→ Directions
Go through the data below and copy it exactly, skipping every picture.

→ Data records
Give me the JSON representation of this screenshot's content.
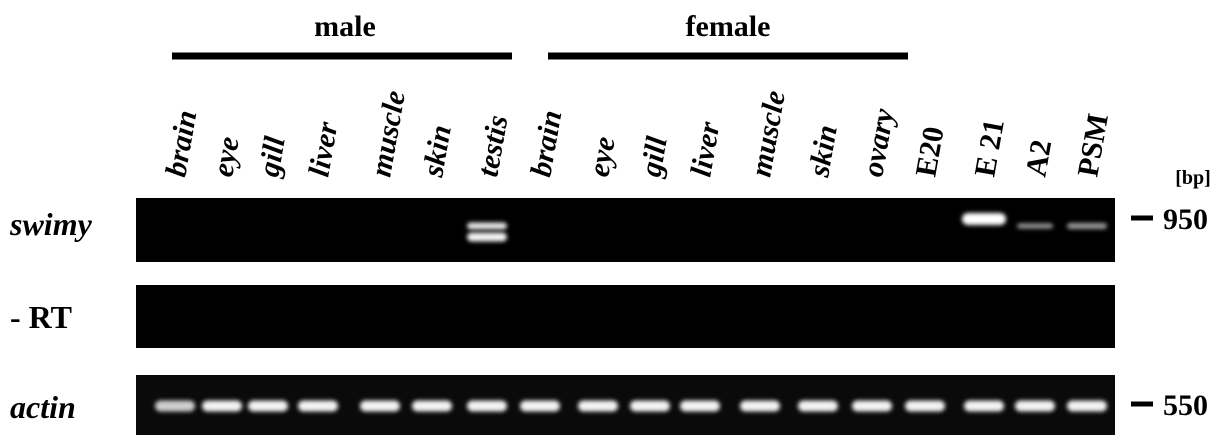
{
  "groups": [
    {
      "label": "male"
    },
    {
      "label": "female"
    }
  ],
  "lanes": [
    "brain",
    "eye",
    "gill",
    "liver",
    "muscle",
    "skin",
    "testis",
    "brain",
    "eye",
    "gill",
    "liver",
    "muscle",
    "skin",
    "ovary",
    "E20",
    "E 21",
    "A2",
    "PSM"
  ],
  "rows": [
    "swimy",
    "- RT",
    "actin"
  ],
  "size_unit": "[bp]",
  "markers": [
    950,
    550
  ]
}
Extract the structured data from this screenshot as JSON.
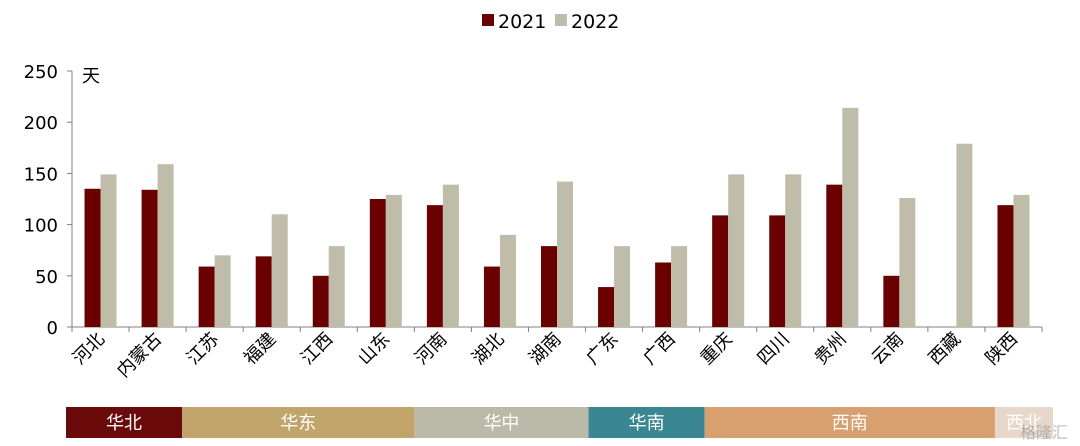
{
  "chart_data": {
    "type": "bar",
    "unit_label": "天",
    "categories": [
      "河北",
      "内蒙古",
      "江苏",
      "福建",
      "江西",
      "山东",
      "河南",
      "湖北",
      "湖南",
      "广东",
      "广西",
      "重庆",
      "四川",
      "贵州",
      "云南",
      "西藏",
      "陕西"
    ],
    "series": [
      {
        "name": "2021",
        "color": "#6b0000",
        "values": [
          135,
          134,
          59,
          69,
          50,
          125,
          119,
          59,
          79,
          39,
          63,
          109,
          109,
          139,
          50,
          null,
          119
        ]
      },
      {
        "name": "2022",
        "color": "#bfbcaa",
        "values": [
          149,
          159,
          70,
          110,
          79,
          129,
          139,
          90,
          142,
          79,
          79,
          149,
          149,
          214,
          126,
          179,
          129
        ]
      }
    ],
    "ylim": [
      0,
      250
    ],
    "yticks": [
      0,
      50,
      100,
      150,
      200,
      250
    ],
    "legend_position": "top-center",
    "grid": false
  },
  "regions": [
    {
      "label": "华北",
      "color": "#6b0a0a",
      "span": [
        0,
        1
      ]
    },
    {
      "label": "华东",
      "color": "#c0a46a",
      "span": [
        2,
        5
      ]
    },
    {
      "label": "华中",
      "color": "#bbb9a7",
      "span": [
        6,
        8
      ]
    },
    {
      "label": "华南",
      "color": "#3a8692",
      "span": [
        9,
        10
      ]
    },
    {
      "label": "西南",
      "color": "#d8a06e",
      "span": [
        11,
        15
      ]
    },
    {
      "label": "西北",
      "color": "#e8d8cc",
      "span": [
        16,
        16
      ]
    }
  ],
  "watermark": "格隆汇"
}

→ Written answer
Give me the JSON representation of this screenshot's content.
{
  "groups": [
    {
      "label": "male"
    },
    {
      "label": "female"
    }
  ],
  "lanes": [
    "brain",
    "eye",
    "gill",
    "liver",
    "muscle",
    "skin",
    "testis",
    "brain",
    "eye",
    "gill",
    "liver",
    "muscle",
    "skin",
    "ovary",
    "E20",
    "E 21",
    "A2",
    "PSM"
  ],
  "rows": [
    "swimy",
    "- RT",
    "actin"
  ],
  "size_unit": "[bp]",
  "markers": [
    950,
    550
  ]
}
Extract the structured data from this screenshot as JSON.
{
  "chart_data": {
    "type": "bar",
    "unit_label": "天",
    "categories": [
      "河北",
      "内蒙古",
      "江苏",
      "福建",
      "江西",
      "山东",
      "河南",
      "湖北",
      "湖南",
      "广东",
      "广西",
      "重庆",
      "四川",
      "贵州",
      "云南",
      "西藏",
      "陕西"
    ],
    "series": [
      {
        "name": "2021",
        "color": "#6b0000",
        "values": [
          135,
          134,
          59,
          69,
          50,
          125,
          119,
          59,
          79,
          39,
          63,
          109,
          109,
          139,
          50,
          null,
          119
        ]
      },
      {
        "name": "2022",
        "color": "#bfbcaa",
        "values": [
          149,
          159,
          70,
          110,
          79,
          129,
          139,
          90,
          142,
          79,
          79,
          149,
          149,
          214,
          126,
          179,
          129
        ]
      }
    ],
    "ylim": [
      0,
      250
    ],
    "yticks": [
      0,
      50,
      100,
      150,
      200,
      250
    ],
    "legend_position": "top-center",
    "grid": false
  },
  "regions": [
    {
      "label": "华北",
      "color": "#6b0a0a",
      "span": [
        0,
        1
      ]
    },
    {
      "label": "华东",
      "color": "#c0a46a",
      "span": [
        2,
        5
      ]
    },
    {
      "label": "华中",
      "color": "#bbb9a7",
      "span": [
        6,
        8
      ]
    },
    {
      "label": "华南",
      "color": "#3a8692",
      "span": [
        9,
        10
      ]
    },
    {
      "label": "西南",
      "color": "#d8a06e",
      "span": [
        11,
        15
      ]
    },
    {
      "label": "西北",
      "color": "#e8d8cc",
      "span": [
        16,
        16
      ]
    }
  ],
  "watermark": "格隆汇"
}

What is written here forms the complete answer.